==== ENTRIES PROVIDED ====

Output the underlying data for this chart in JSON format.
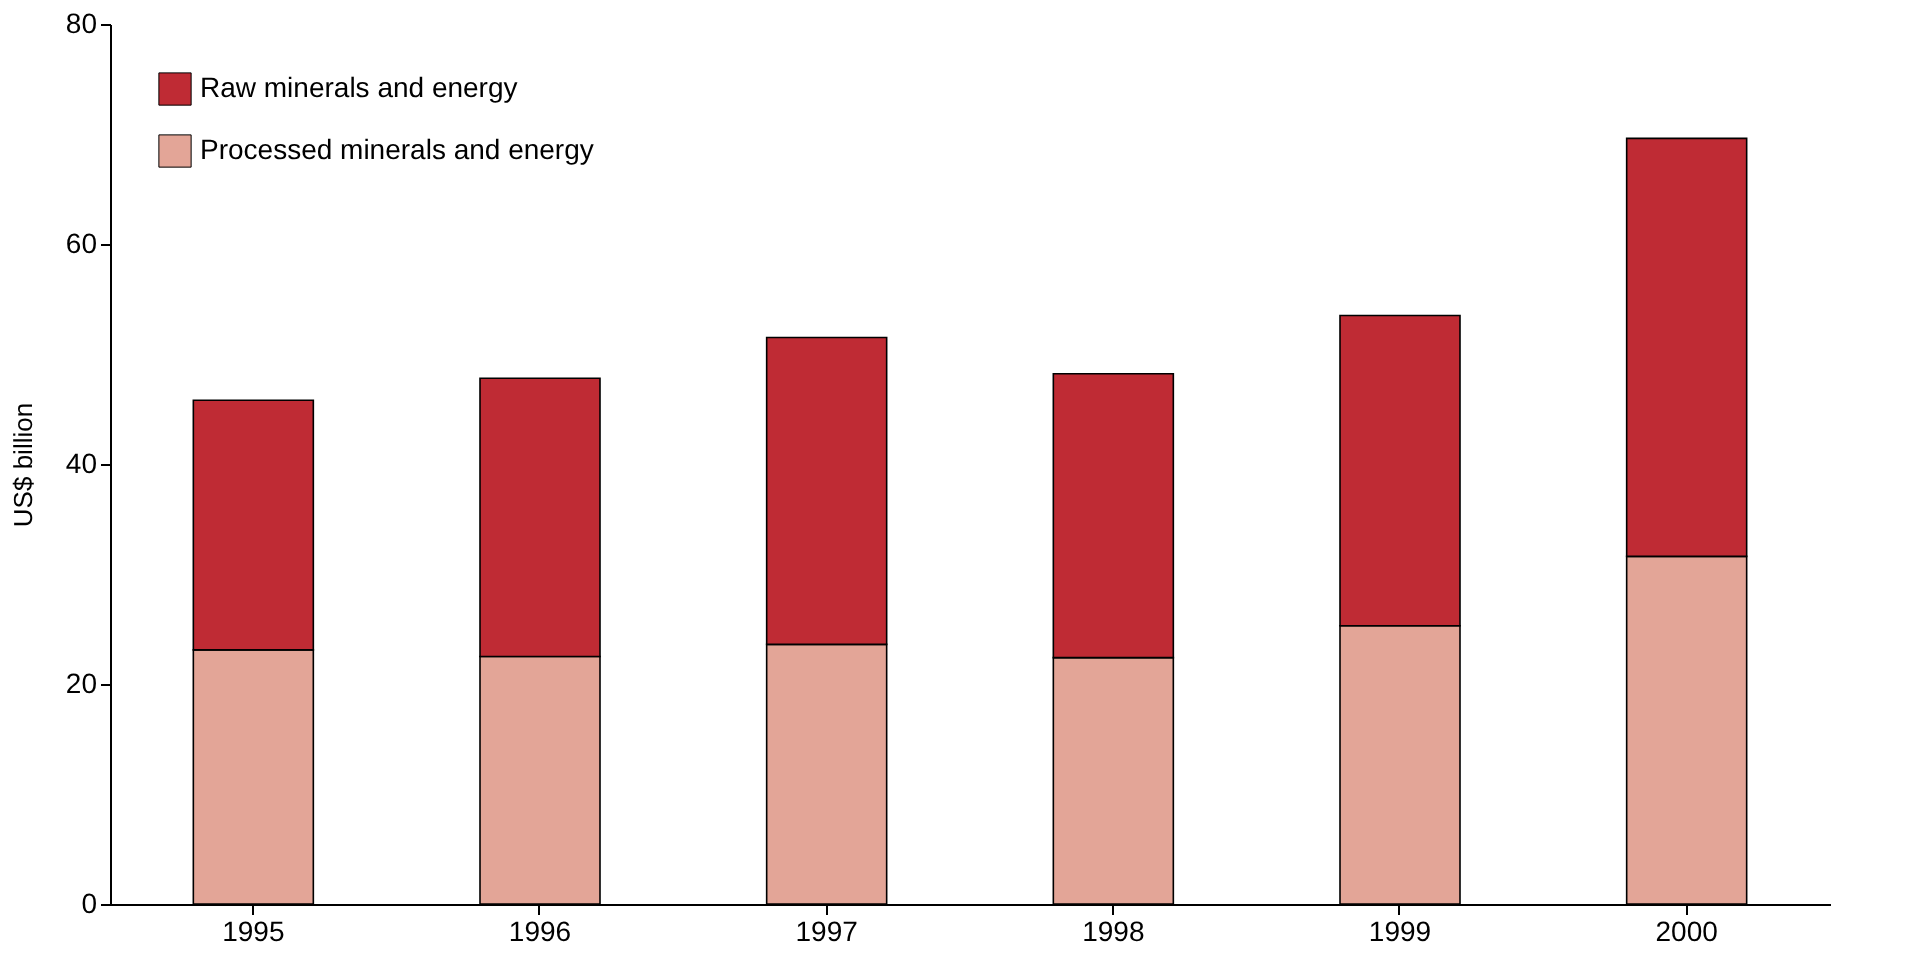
{
  "chart_data": {
    "type": "bar",
    "stacked": true,
    "ylabel": "US$ billion",
    "categories": [
      "1995",
      "1996",
      "1997",
      "1998",
      "1999",
      "2000"
    ],
    "series": [
      {
        "name": "Processed minerals and energy",
        "color": "#e3a597",
        "values": [
          23.1,
          22.5,
          23.6,
          22.4,
          25.3,
          31.6
        ]
      },
      {
        "name": "Raw minerals and energy",
        "color": "#bf2b34",
        "values": [
          22.7,
          25.3,
          27.9,
          25.8,
          28.2,
          38.0
        ]
      }
    ],
    "ylim": [
      0,
      80
    ],
    "yticks": [
      0,
      20,
      40,
      60,
      80
    ],
    "grid": false,
    "legend": "top left"
  }
}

====

• _EXERCISE BRIEF_:
The listing above needs to be output again exactly. Don't include the pictures.

• _CORRECT RESULT_:
Output the underlying data for this chart in JSON format.
{
  "chart_data": {
    "type": "bar",
    "stacked": true,
    "ylabel": "US$ billion",
    "categories": [
      "1995",
      "1996",
      "1997",
      "1998",
      "1999",
      "2000"
    ],
    "series": [
      {
        "name": "Processed minerals and energy",
        "color": "#e3a597",
        "values": [
          23.1,
          22.5,
          23.6,
          22.4,
          25.3,
          31.6
        ]
      },
      {
        "name": "Raw minerals and energy",
        "color": "#bf2b34",
        "values": [
          22.7,
          25.3,
          27.9,
          25.8,
          28.2,
          38.0
        ]
      }
    ],
    "ylim": [
      0,
      80
    ],
    "yticks": [
      0,
      20,
      40,
      60,
      80
    ],
    "grid": false,
    "legend": "top left"
  }
}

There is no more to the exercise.